For the data below, report how many lines contain the string "JSON" and write nothing more.

- - - - -

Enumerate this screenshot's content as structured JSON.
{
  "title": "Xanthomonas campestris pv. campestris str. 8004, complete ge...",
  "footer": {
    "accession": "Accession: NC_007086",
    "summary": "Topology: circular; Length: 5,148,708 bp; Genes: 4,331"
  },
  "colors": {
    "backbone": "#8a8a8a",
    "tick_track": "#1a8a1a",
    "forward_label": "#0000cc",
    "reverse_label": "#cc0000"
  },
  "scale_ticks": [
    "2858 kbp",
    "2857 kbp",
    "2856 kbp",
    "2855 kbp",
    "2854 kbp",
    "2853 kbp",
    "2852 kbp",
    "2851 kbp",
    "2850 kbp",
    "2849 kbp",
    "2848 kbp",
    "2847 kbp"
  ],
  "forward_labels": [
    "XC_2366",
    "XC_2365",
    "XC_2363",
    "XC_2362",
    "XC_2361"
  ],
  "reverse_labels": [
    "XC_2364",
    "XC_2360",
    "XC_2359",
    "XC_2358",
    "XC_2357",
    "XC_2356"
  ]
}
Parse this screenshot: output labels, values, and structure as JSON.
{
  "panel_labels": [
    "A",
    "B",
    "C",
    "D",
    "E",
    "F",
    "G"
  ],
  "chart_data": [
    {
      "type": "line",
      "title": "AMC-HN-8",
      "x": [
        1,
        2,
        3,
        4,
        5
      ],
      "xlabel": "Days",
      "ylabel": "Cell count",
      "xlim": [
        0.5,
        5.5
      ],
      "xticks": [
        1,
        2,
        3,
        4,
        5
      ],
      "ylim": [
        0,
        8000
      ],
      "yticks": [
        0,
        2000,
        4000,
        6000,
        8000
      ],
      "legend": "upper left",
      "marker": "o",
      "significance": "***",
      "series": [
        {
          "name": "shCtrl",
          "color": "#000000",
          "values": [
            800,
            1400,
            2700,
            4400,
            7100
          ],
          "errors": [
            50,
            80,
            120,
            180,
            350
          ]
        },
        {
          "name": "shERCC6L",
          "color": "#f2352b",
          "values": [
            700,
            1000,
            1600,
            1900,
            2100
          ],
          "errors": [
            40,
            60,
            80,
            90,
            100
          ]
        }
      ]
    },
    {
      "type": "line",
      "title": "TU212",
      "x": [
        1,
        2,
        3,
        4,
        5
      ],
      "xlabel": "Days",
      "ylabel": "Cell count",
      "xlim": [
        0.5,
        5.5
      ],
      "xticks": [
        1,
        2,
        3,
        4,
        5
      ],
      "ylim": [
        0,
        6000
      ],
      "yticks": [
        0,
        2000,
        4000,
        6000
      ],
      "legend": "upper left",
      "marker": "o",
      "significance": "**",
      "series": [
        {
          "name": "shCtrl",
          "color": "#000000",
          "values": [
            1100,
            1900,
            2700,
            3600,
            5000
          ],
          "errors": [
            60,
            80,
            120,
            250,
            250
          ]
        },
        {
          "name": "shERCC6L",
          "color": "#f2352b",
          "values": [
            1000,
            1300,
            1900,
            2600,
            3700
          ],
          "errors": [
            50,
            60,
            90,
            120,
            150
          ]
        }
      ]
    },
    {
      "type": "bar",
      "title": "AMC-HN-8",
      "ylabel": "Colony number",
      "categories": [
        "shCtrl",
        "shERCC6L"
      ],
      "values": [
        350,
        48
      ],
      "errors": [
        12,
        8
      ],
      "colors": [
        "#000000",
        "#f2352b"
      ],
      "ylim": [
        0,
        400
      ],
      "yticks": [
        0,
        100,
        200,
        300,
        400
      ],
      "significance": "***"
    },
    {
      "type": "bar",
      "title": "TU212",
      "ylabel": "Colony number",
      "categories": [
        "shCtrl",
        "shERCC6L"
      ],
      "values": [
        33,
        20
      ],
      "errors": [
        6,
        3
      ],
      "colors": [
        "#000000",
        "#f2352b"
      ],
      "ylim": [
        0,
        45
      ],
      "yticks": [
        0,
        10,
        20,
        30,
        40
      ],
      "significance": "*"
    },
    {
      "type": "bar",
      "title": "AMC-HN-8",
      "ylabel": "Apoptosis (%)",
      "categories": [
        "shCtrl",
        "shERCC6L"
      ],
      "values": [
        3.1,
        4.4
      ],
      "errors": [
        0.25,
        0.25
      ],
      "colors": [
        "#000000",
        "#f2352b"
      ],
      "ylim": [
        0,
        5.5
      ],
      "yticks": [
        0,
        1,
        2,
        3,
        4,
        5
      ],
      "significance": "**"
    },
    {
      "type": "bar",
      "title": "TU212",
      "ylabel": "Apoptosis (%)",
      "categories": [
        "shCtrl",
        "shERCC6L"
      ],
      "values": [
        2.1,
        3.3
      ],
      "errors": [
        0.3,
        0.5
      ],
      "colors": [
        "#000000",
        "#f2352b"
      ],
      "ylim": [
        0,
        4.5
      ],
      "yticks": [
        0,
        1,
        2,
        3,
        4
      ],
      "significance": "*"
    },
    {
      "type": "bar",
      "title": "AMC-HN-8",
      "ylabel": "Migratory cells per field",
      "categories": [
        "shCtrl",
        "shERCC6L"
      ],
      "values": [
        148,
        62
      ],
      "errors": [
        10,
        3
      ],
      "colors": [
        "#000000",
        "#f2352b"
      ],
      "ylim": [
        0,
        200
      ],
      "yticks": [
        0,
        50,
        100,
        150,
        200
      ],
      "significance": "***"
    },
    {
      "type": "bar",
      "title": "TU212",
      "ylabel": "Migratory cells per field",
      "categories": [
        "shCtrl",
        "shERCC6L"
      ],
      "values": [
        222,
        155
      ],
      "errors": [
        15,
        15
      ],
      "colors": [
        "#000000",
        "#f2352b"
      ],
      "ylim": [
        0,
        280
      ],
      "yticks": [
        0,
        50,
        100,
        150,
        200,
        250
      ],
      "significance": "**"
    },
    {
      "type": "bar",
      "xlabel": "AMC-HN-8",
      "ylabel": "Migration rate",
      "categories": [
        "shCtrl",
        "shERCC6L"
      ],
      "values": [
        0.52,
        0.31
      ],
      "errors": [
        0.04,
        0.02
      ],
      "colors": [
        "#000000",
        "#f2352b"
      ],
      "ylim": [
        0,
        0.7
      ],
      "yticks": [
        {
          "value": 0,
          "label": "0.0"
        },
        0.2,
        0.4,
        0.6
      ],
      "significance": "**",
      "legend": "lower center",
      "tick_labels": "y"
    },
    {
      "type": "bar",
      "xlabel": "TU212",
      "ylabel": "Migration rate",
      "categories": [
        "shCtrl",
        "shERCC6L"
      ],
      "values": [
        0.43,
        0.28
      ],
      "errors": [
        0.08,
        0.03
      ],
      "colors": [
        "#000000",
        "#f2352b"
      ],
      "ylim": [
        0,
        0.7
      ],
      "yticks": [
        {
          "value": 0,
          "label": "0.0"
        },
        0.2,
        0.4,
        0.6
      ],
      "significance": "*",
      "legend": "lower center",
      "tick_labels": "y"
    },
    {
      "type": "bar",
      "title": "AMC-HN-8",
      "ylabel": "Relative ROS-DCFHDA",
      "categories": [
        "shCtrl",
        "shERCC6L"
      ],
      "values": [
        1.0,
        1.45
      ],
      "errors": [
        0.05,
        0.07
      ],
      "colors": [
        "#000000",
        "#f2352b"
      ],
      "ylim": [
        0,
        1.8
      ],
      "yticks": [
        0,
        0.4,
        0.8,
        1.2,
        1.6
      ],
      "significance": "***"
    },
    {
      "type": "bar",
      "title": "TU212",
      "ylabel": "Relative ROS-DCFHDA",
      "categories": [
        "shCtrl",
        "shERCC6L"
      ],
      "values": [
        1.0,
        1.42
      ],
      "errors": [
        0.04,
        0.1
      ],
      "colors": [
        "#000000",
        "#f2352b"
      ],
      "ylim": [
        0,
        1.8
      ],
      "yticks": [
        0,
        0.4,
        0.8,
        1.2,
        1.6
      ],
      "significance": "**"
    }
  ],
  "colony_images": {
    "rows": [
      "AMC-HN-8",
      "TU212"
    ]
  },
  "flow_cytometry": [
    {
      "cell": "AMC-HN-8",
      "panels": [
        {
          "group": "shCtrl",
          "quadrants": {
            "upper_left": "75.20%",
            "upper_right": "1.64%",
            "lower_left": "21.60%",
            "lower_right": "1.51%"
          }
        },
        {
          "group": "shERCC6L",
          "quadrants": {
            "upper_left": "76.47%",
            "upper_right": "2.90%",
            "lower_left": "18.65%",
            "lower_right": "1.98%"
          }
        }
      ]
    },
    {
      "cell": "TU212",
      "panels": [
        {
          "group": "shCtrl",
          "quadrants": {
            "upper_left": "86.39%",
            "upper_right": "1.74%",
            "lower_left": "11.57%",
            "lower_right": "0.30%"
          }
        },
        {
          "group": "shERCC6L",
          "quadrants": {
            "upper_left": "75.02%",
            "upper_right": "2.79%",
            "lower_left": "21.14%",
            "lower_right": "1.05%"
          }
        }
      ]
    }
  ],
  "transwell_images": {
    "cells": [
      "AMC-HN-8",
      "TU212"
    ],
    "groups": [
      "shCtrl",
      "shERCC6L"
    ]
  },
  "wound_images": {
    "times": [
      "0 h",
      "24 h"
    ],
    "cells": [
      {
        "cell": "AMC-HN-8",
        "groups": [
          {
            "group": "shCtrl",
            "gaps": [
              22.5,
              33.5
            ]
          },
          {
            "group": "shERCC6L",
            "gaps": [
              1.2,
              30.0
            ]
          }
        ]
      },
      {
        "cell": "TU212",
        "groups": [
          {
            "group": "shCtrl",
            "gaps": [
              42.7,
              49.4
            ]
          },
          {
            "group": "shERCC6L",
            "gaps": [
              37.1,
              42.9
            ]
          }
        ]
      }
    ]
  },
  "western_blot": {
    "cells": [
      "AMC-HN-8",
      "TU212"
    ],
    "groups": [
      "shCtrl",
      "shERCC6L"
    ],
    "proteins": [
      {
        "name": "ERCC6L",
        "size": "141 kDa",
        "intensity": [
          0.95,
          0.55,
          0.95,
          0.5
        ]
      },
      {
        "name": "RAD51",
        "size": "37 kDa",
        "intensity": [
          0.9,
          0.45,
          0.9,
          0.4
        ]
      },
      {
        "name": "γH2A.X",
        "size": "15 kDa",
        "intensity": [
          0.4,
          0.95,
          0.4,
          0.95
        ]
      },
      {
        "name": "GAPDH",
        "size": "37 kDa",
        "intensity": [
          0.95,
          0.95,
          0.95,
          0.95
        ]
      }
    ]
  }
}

- - - - -

● Task answer
2